──────── Data rows

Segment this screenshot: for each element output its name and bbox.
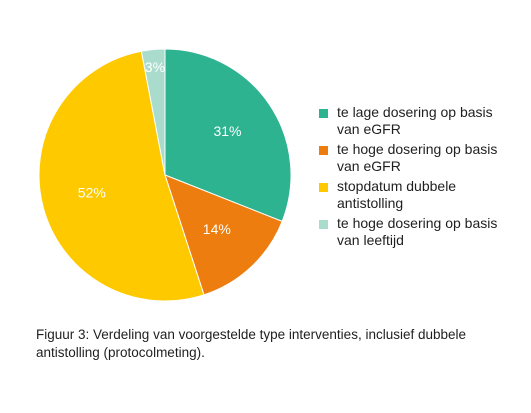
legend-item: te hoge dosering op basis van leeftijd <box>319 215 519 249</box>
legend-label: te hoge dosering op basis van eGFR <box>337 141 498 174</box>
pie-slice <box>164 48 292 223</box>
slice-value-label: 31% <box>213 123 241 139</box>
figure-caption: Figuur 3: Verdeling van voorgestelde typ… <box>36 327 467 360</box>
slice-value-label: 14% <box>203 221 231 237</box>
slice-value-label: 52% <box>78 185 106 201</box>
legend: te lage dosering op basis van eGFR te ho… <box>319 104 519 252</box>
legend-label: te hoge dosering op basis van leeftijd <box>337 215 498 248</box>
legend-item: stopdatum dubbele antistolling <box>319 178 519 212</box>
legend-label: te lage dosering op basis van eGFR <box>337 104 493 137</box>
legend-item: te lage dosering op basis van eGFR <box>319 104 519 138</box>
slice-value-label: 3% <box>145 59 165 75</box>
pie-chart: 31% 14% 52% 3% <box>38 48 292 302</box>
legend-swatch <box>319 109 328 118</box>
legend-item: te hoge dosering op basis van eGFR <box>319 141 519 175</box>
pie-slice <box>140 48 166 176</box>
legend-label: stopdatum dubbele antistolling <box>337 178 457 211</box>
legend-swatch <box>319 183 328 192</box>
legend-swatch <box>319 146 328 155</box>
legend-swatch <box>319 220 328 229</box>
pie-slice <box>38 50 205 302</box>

────────────────

- _Exercise objective_: Reproduce every line of the entries above word for word, omitting the pictures.

- _Full answer_:
Segment this screenshot: for each element output its name and bbox.
legend-item: te hoge dosering op basis van leeftijd <box>319 215 519 249</box>
legend-label: te hoge dosering op basis van eGFR <box>337 141 498 174</box>
pie-slice <box>164 48 292 223</box>
slice-value-label: 31% <box>213 123 241 139</box>
figure-caption: Figuur 3: Verdeling van voorgestelde typ… <box>36 327 467 360</box>
slice-value-label: 14% <box>203 221 231 237</box>
slice-value-label: 52% <box>78 185 106 201</box>
legend: te lage dosering op basis van eGFR te ho… <box>319 104 519 252</box>
legend-label: te hoge dosering op basis van leeftijd <box>337 215 498 248</box>
legend-item: stopdatum dubbele antistolling <box>319 178 519 212</box>
legend-label: te lage dosering op basis van eGFR <box>337 104 493 137</box>
legend-item: te lage dosering op basis van eGFR <box>319 104 519 138</box>
slice-value-label: 3% <box>145 59 165 75</box>
pie-chart: 31% 14% 52% 3% <box>38 48 292 302</box>
legend-swatch <box>319 109 328 118</box>
legend-item: te hoge dosering op basis van eGFR <box>319 141 519 175</box>
pie-slice <box>140 48 166 176</box>
legend-label: stopdatum dubbele antistolling <box>337 178 457 211</box>
legend-swatch <box>319 183 328 192</box>
legend-swatch <box>319 146 328 155</box>
legend-swatch <box>319 220 328 229</box>
pie-slice <box>38 50 205 302</box>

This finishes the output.